» LISTED RECORDS:

---------------

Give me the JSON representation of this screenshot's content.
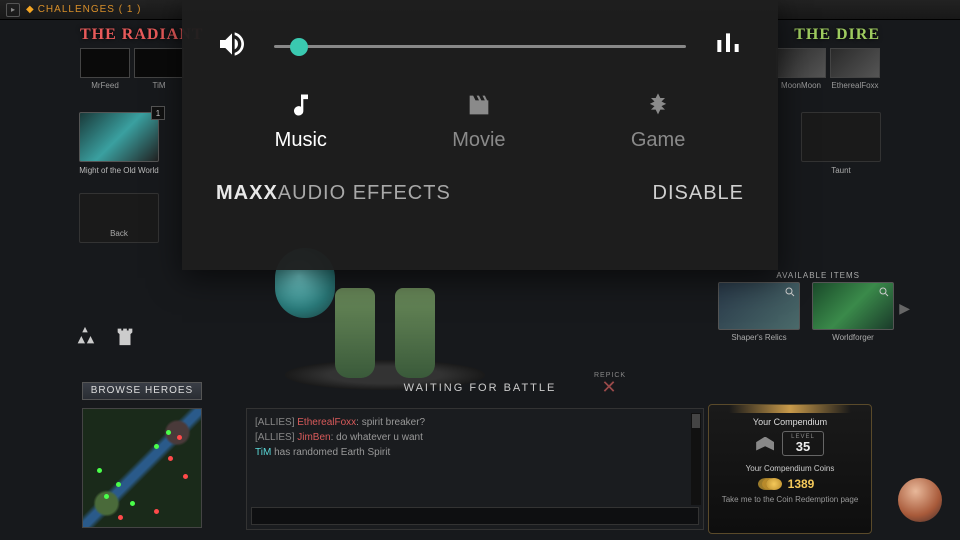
{
  "topbar": {
    "challenges": "CHALLENGES ( 1 )"
  },
  "teams": {
    "radiant": {
      "label": "THE RADIANT",
      "players": [
        "MrFeed",
        "TiM",
        "",
        "",
        ""
      ]
    },
    "dire": {
      "label": "THE DIRE",
      "players": [
        "",
        "",
        "",
        "MoonMoon",
        "EtherealFoxx"
      ]
    }
  },
  "left_item": {
    "name": "Might of the Old World",
    "badge": "1"
  },
  "back_label": "Back",
  "taunt_label": "Taunt",
  "browse_heroes": "BROWSE HEROES",
  "waiting": "WAITING FOR BATTLE",
  "repick": "REPICK",
  "available": {
    "label": "AVAILABLE ITEMS",
    "items": [
      "Shaper's Relics",
      "Worldforger"
    ]
  },
  "chat": {
    "lines": [
      {
        "channel": "[ALLIES]",
        "player": "EtherealFoxx",
        "color": "red",
        "msg": "spirit breaker?"
      },
      {
        "channel": "[ALLIES]",
        "player": "JimBen",
        "color": "red",
        "msg": "do whatever u want"
      },
      {
        "channel": "",
        "player": "TiM",
        "color": "cyan",
        "msg": "has randomed Earth Spirit"
      }
    ]
  },
  "compendium": {
    "title": "Your Compendium",
    "level_label": "LEVEL",
    "level": "35",
    "coins_title": "Your Compendium Coins",
    "coins": "1389",
    "redeem": "Take me to the Coin Redemption page"
  },
  "overlay": {
    "volume_percent": 6,
    "modes": {
      "music": "Music",
      "movie": "Movie",
      "game": "Game",
      "active": "music"
    },
    "effects_bold": "MAXX",
    "effects_rest": "AUDIO EFFECTS",
    "disable": "DISABLE"
  },
  "colors": {
    "accent": "#3ac9b0",
    "gold": "#f5c95a"
  }
}
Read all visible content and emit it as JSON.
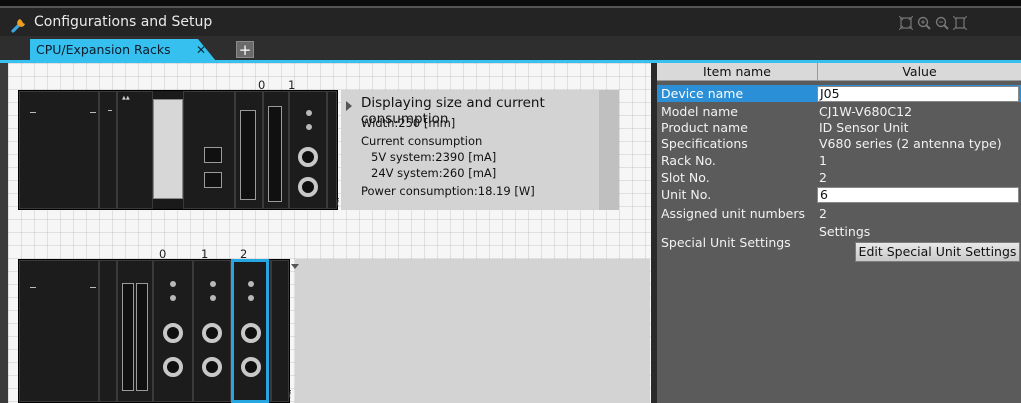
{
  "window": {
    "title": "Configurations and Setup",
    "tools": [
      "fit-icon",
      "zoom-in-icon",
      "zoom-out-icon",
      "fit-width-icon"
    ]
  },
  "tabs": [
    {
      "label": "CPU/Expansion Racks",
      "active": true
    }
  ],
  "add_tab_label": "+",
  "racks": [
    {
      "slot_numbers": [
        "0",
        "1"
      ],
      "info": {
        "title": "Displaying size and current consumption",
        "width": "Width:250 [mm]",
        "current_label": "Current consumption",
        "v5": "5V system:2390 [mA]",
        "v24": "24V system:260 [mA]",
        "power": "Power consumption:18.19 [W]"
      },
      "info_mark": "i"
    },
    {
      "slot_numbers": [
        "0",
        "1",
        "2"
      ],
      "selected_slot": "2",
      "info_mark": "i"
    }
  ],
  "properties": {
    "header": {
      "name": "Item name",
      "value": "Value"
    },
    "rows": [
      {
        "name": "Device name",
        "value": "J05",
        "editable": true,
        "active": true
      },
      {
        "name": "Model name",
        "value": "CJ1W-V680C12"
      },
      {
        "name": "Product name",
        "value": "ID Sensor Unit"
      },
      {
        "name": "Specifications",
        "value": "V680 series (2 antenna type)"
      },
      {
        "name": "Rack No.",
        "value": "1"
      },
      {
        "name": "Slot No.",
        "value": "2"
      },
      {
        "name": "Unit No.",
        "value": "6",
        "editable": true
      },
      {
        "name": "Assigned unit numbers",
        "value": "2"
      }
    ],
    "special": {
      "name": "Special Unit Settings",
      "value": "Settings",
      "button": "Edit Special Unit Settings"
    }
  },
  "colors": {
    "accent": "#35c0ef",
    "selection": "#27a7e2",
    "active_row": "#2a8fd6",
    "panel_bg": "#5b5b5b"
  }
}
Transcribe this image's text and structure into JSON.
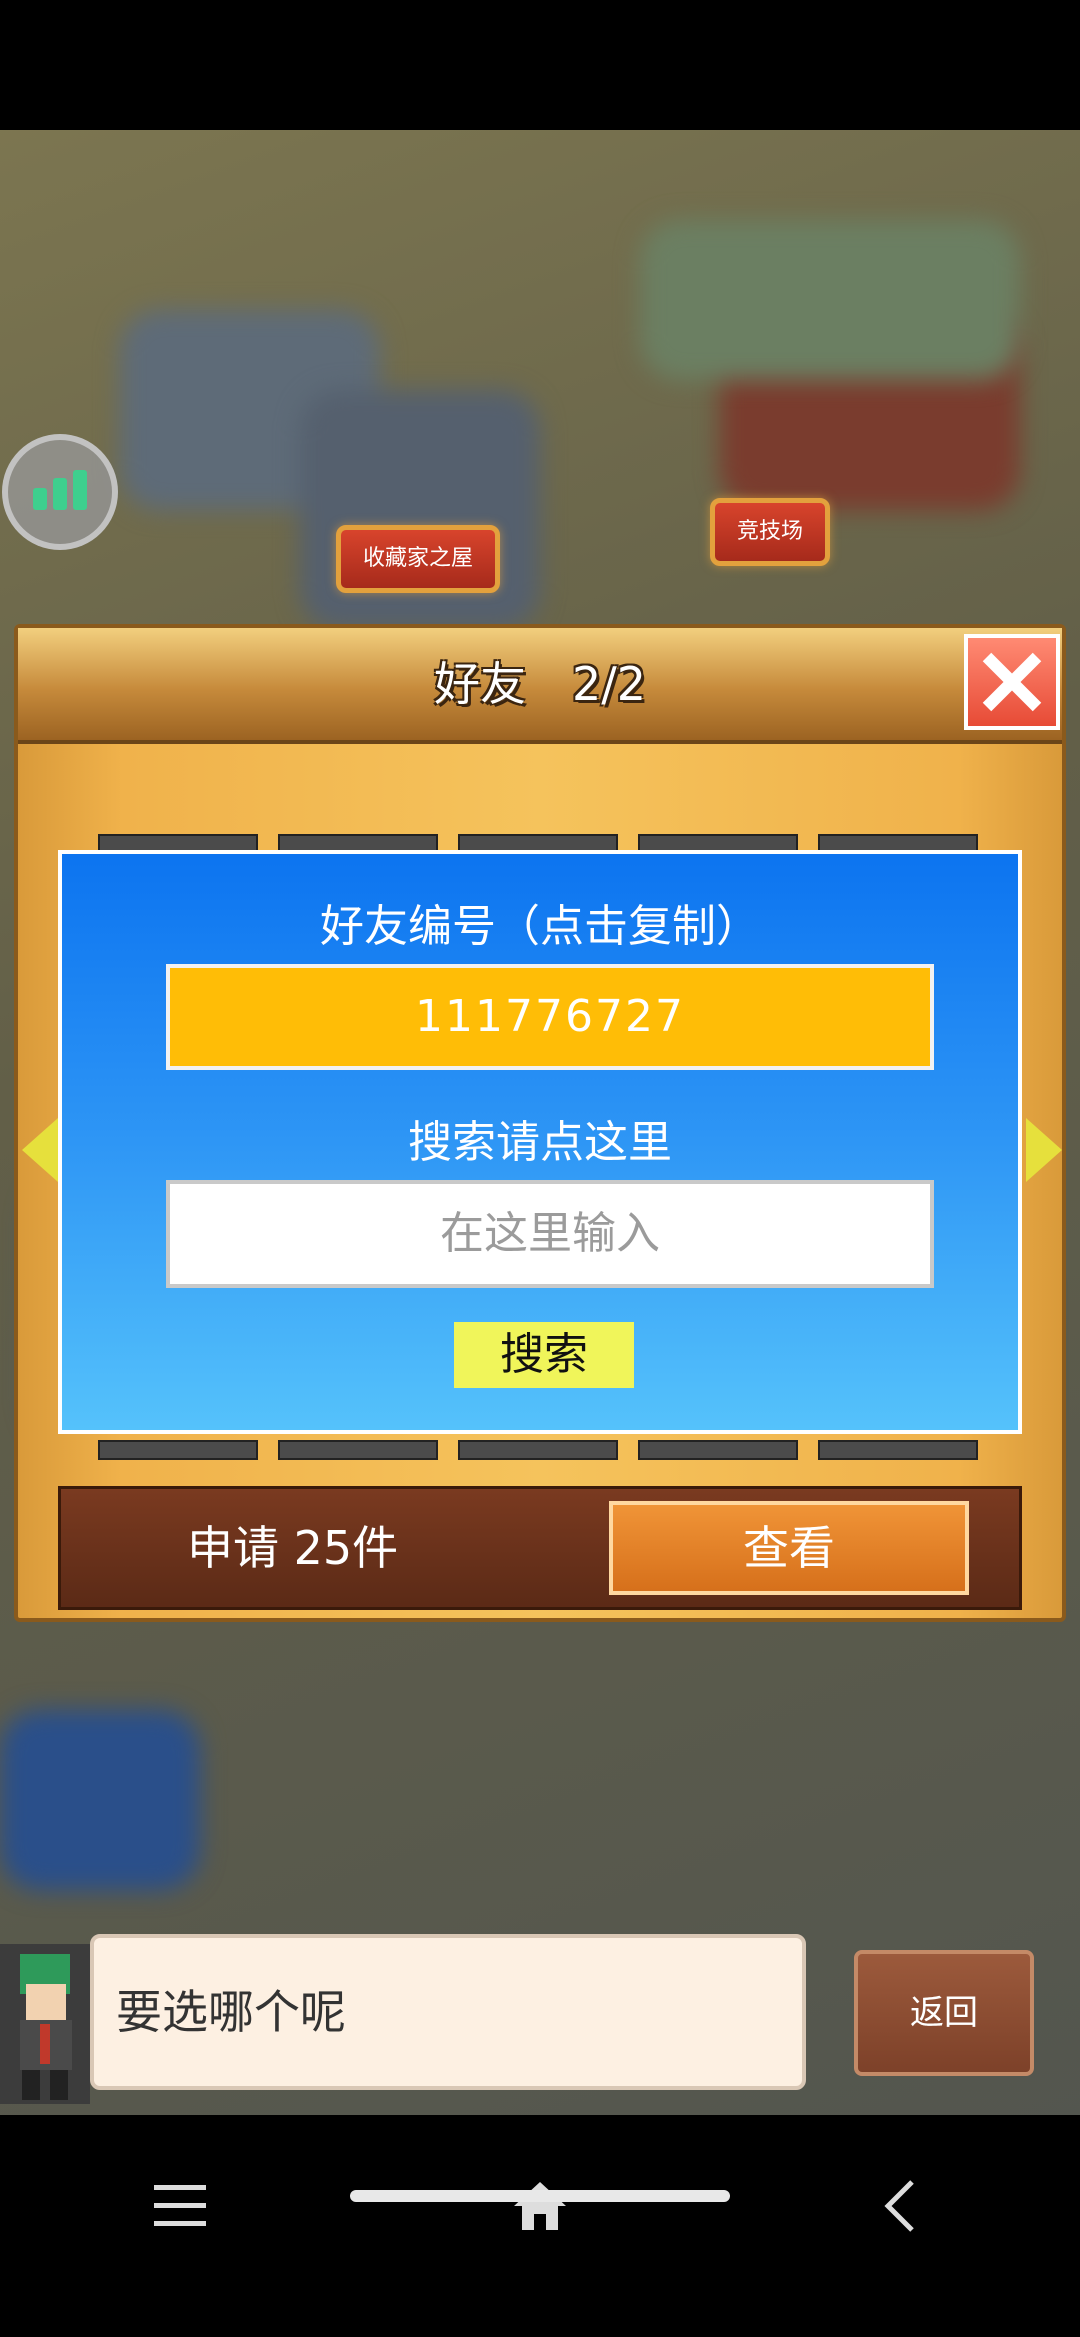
{
  "map": {
    "label_collectors_house": "收藏家之屋",
    "label_arena": "竞技场"
  },
  "panel": {
    "title": "好友　2/2",
    "friend_id_label": "好友编号（点击复制）",
    "friend_id": "111776727",
    "search_label": "搜索请点这里",
    "search_placeholder": "在这里输入",
    "search_button": "搜索",
    "requests_label": "申请 25件",
    "view_button": "查看"
  },
  "dialog": {
    "speech": "要选哪个呢",
    "back_button": "返回"
  },
  "colors": {
    "card_blue": "#0c74f0",
    "id_box_yellow": "#ffbd06",
    "search_button_yellow": "#f0f55a",
    "view_button_orange": "#f09437",
    "close_red": "#e74b36"
  }
}
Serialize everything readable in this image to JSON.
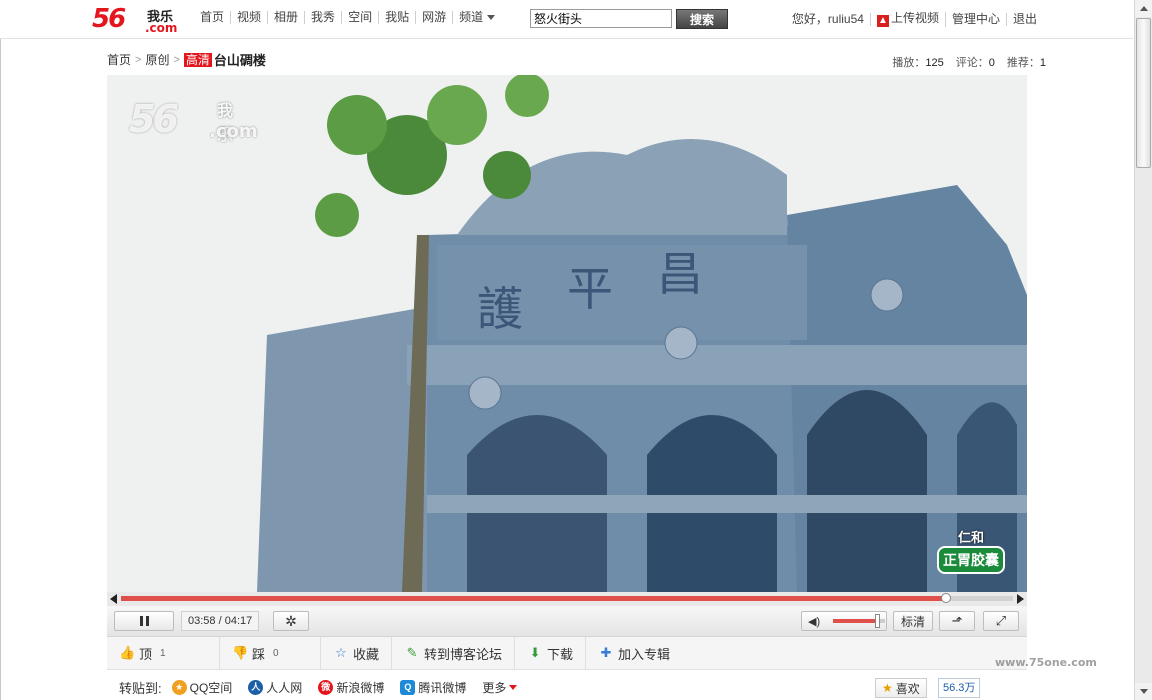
{
  "logo": {
    "num": "56",
    "wl": "我乐",
    "com": ".com"
  },
  "nav": {
    "items": [
      "首页",
      "视频",
      "相册",
      "我秀",
      "空间",
      "我贴",
      "网游"
    ],
    "more": "频道"
  },
  "search": {
    "value": "怒火街头",
    "button": "搜索"
  },
  "user": {
    "greeting": "您好，ruliu54",
    "upload": "上传视频",
    "manage": "管理中心",
    "logout": "退出"
  },
  "breadcrumb": {
    "home": "首页",
    "original": "原创",
    "hd_badge": "高清",
    "title": "台山碉楼"
  },
  "stats": {
    "play_label": "播放：",
    "play": "125",
    "comment_label": "评论：",
    "comment": "0",
    "recommend_label": "推荐：",
    "recommend": "1"
  },
  "video": {
    "watermark_num": "56",
    "watermark_wl": "我乐",
    "watermark_com": ".com",
    "ad_brand": "仁和",
    "ad_product": "正胃胶囊",
    "sky_color": "#eef1f0",
    "stone_color": "#6f8ca8"
  },
  "player": {
    "current": "03:58",
    "separator": " / ",
    "duration": "04:17",
    "progress": 0.925,
    "volume": 0.85,
    "quality": "标清",
    "accent": "#e0504a"
  },
  "actions": {
    "up_label": "顶",
    "up_count": "1",
    "down_label": "踩",
    "down_count": "0",
    "fav": "收藏",
    "blog": "转到博客论坛",
    "download": "下载",
    "album": "加入专辑"
  },
  "share": {
    "label": "转贴到:",
    "targets": [
      "QQ空间",
      "人人网",
      "新浪微博",
      "腾讯微博"
    ],
    "more": "更多",
    "like": "喜欢",
    "like_count": "56.3万"
  },
  "site_watermark": "www.75one.com"
}
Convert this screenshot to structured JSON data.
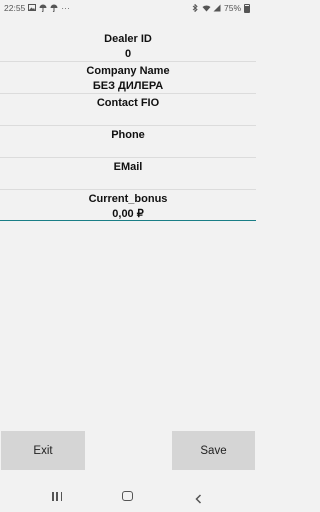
{
  "status_bar": {
    "time": "22:55",
    "left_icons": [
      "image-icon",
      "umbrella-icon",
      "umbrella-icon"
    ],
    "more": "···",
    "right_icons": [
      "bluetooth-icon",
      "wifi-icon",
      "signal-icon"
    ],
    "battery": "75%"
  },
  "form": {
    "dealer_id": {
      "label": "Dealer ID",
      "value": "0"
    },
    "company_name": {
      "label": "Company Name",
      "value": "БЕЗ ДИЛЕРА"
    },
    "contact_fio": {
      "label": "Contact FIO",
      "value": ""
    },
    "phone": {
      "label": "Phone",
      "value": ""
    },
    "email": {
      "label": "EMail",
      "value": ""
    },
    "current_bonus": {
      "label": "Current_bonus",
      "value": "0,00 ₽"
    }
  },
  "buttons": {
    "exit": "Exit",
    "save": "Save"
  },
  "navbar": [
    "recents-icon",
    "home-icon",
    "back-icon"
  ]
}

---------------

» DIRECTIONS:
Reproduce the material word for word. Any pictures should be left out of the copy.

» TASK SOLUTION:
Give me the JSON representation of this screenshot's content.
{
  "topbar": {
    "challenges": "CHALLENGES ( 1 )"
  },
  "teams": {
    "radiant": {
      "label": "THE RADIANT",
      "players": [
        "MrFeed",
        "TiM",
        "",
        "",
        ""
      ]
    },
    "dire": {
      "label": "THE DIRE",
      "players": [
        "",
        "",
        "",
        "MoonMoon",
        "EtherealFoxx"
      ]
    }
  },
  "left_item": {
    "name": "Might of the Old World",
    "badge": "1"
  },
  "back_label": "Back",
  "taunt_label": "Taunt",
  "browse_heroes": "BROWSE HEROES",
  "waiting": "WAITING FOR BATTLE",
  "repick": "REPICK",
  "available": {
    "label": "AVAILABLE ITEMS",
    "items": [
      "Shaper's Relics",
      "Worldforger"
    ]
  },
  "chat": {
    "lines": [
      {
        "channel": "[ALLIES]",
        "player": "EtherealFoxx",
        "color": "red",
        "msg": "spirit breaker?"
      },
      {
        "channel": "[ALLIES]",
        "player": "JimBen",
        "color": "red",
        "msg": "do whatever u want"
      },
      {
        "channel": "",
        "player": "TiM",
        "color": "cyan",
        "msg": "has randomed Earth Spirit"
      }
    ]
  },
  "compendium": {
    "title": "Your Compendium",
    "level_label": "LEVEL",
    "level": "35",
    "coins_title": "Your Compendium Coins",
    "coins": "1389",
    "redeem": "Take me to the Coin Redemption page"
  },
  "overlay": {
    "volume_percent": 6,
    "modes": {
      "music": "Music",
      "movie": "Movie",
      "game": "Game",
      "active": "music"
    },
    "effects_bold": "MAXX",
    "effects_rest": "AUDIO EFFECTS",
    "disable": "DISABLE"
  },
  "colors": {
    "accent": "#3ac9b0",
    "gold": "#f5c95a"
  }
}
Read all visible content and emit it as JSON.
{
  "window": {
    "title": "Configurations and Setup",
    "tools": [
      "fit-icon",
      "zoom-in-icon",
      "zoom-out-icon",
      "fit-width-icon"
    ]
  },
  "tabs": [
    {
      "label": "CPU/Expansion Racks",
      "active": true
    }
  ],
  "add_tab_label": "+",
  "racks": [
    {
      "slot_numbers": [
        "0",
        "1"
      ],
      "info": {
        "title": "Displaying size and current consumption",
        "width": "Width:250 [mm]",
        "current_label": "Current consumption",
        "v5": "5V system:2390 [mA]",
        "v24": "24V system:260 [mA]",
        "power": "Power consumption:18.19 [W]"
      },
      "info_mark": "i"
    },
    {
      "slot_numbers": [
        "0",
        "1",
        "2"
      ],
      "selected_slot": "2",
      "info_mark": "i"
    }
  ],
  "properties": {
    "header": {
      "name": "Item name",
      "value": "Value"
    },
    "rows": [
      {
        "name": "Device name",
        "value": "J05",
        "editable": true,
        "active": true
      },
      {
        "name": "Model name",
        "value": "CJ1W-V680C12"
      },
      {
        "name": "Product name",
        "value": "ID Sensor Unit"
      },
      {
        "name": "Specifications",
        "value": "V680 series (2 antenna type)"
      },
      {
        "name": "Rack No.",
        "value": "1"
      },
      {
        "name": "Slot No.",
        "value": "2"
      },
      {
        "name": "Unit No.",
        "value": "6",
        "editable": true
      },
      {
        "name": "Assigned unit numbers",
        "value": "2"
      }
    ],
    "special": {
      "name": "Special Unit Settings",
      "value": "Settings",
      "button": "Edit Special Unit Settings"
    }
  },
  "colors": {
    "accent": "#35c0ef",
    "selection": "#27a7e2",
    "active_row": "#2a8fd6",
    "panel_bg": "#5b5b5b"
  }
}
Transcribe this image's text and structure into JSON.
{
  "map": {
    "label_collectors_house": "收藏家之屋",
    "label_arena": "竞技场"
  },
  "panel": {
    "title": "好友　2/2",
    "friend_id_label": "好友编号（点击复制）",
    "friend_id": "111776727",
    "search_label": "搜索请点这里",
    "search_placeholder": "在这里输入",
    "search_button": "搜索",
    "requests_label": "申请 25件",
    "view_button": "查看"
  },
  "dialog": {
    "speech": "要选哪个呢",
    "back_button": "返回"
  },
  "colors": {
    "card_blue": "#0c74f0",
    "id_box_yellow": "#ffbd06",
    "search_button_yellow": "#f0f55a",
    "view_button_orange": "#f09437",
    "close_red": "#e74b36"
  }
}
Serialize everything readable in this image to JSON.
{
  "logo": {
    "num": "56",
    "wl": "我乐",
    "com": ".com"
  },
  "nav": {
    "items": [
      "首页",
      "视频",
      "相册",
      "我秀",
      "空间",
      "我贴",
      "网游"
    ],
    "more": "频道"
  },
  "search": {
    "value": "怒火街头",
    "button": "搜索"
  },
  "user": {
    "greeting": "您好，ruliu54",
    "upload": "上传视频",
    "manage": "管理中心",
    "logout": "退出"
  },
  "breadcrumb": {
    "home": "首页",
    "original": "原创",
    "hd_badge": "高清",
    "title": "台山碉楼"
  },
  "stats": {
    "play_label": "播放：",
    "play": "125",
    "comment_label": "评论：",
    "comment": "0",
    "recommend_label": "推荐：",
    "recommend": "1"
  },
  "video": {
    "watermark_num": "56",
    "watermark_wl": "我乐",
    "watermark_com": ".com",
    "ad_brand": "仁和",
    "ad_product": "正胃胶囊",
    "sky_color": "#eef1f0",
    "stone_color": "#6f8ca8"
  },
  "player": {
    "current": "03:58",
    "separator": " / ",
    "duration": "04:17",
    "progress": 0.925,
    "volume": 0.85,
    "quality": "标清",
    "accent": "#e0504a"
  },
  "actions": {
    "up_label": "顶",
    "up_count": "1",
    "down_label": "踩",
    "down_count": "0",
    "fav": "收藏",
    "blog": "转到博客论坛",
    "download": "下载",
    "album": "加入专辑"
  },
  "share": {
    "label": "转贴到:",
    "targets": [
      "QQ空间",
      "人人网",
      "新浪微博",
      "腾讯微博"
    ],
    "more": "更多",
    "like": "喜欢",
    "like_count": "56.3万"
  },
  "site_watermark": "www.75one.com"
}
Convert this screenshot to structured JSON data.
{
  "status_bar": {
    "time": "22:55",
    "left_icons": [
      "image-icon",
      "umbrella-icon",
      "umbrella-icon"
    ],
    "more": "···",
    "right_icons": [
      "bluetooth-icon",
      "wifi-icon",
      "signal-icon"
    ],
    "battery": "75%"
  },
  "form": {
    "dealer_id": {
      "label": "Dealer ID",
      "value": "0"
    },
    "company_name": {
      "label": "Company Name",
      "value": "БЕЗ ДИЛЕРА"
    },
    "contact_fio": {
      "label": "Contact FIO",
      "value": ""
    },
    "phone": {
      "label": "Phone",
      "value": ""
    },
    "email": {
      "label": "EMail",
      "value": ""
    },
    "current_bonus": {
      "label": "Current_bonus",
      "value": "0,00 ₽"
    }
  },
  "buttons": {
    "exit": "Exit",
    "save": "Save"
  },
  "navbar": [
    "recents-icon",
    "home-icon",
    "back-icon"
  ]
}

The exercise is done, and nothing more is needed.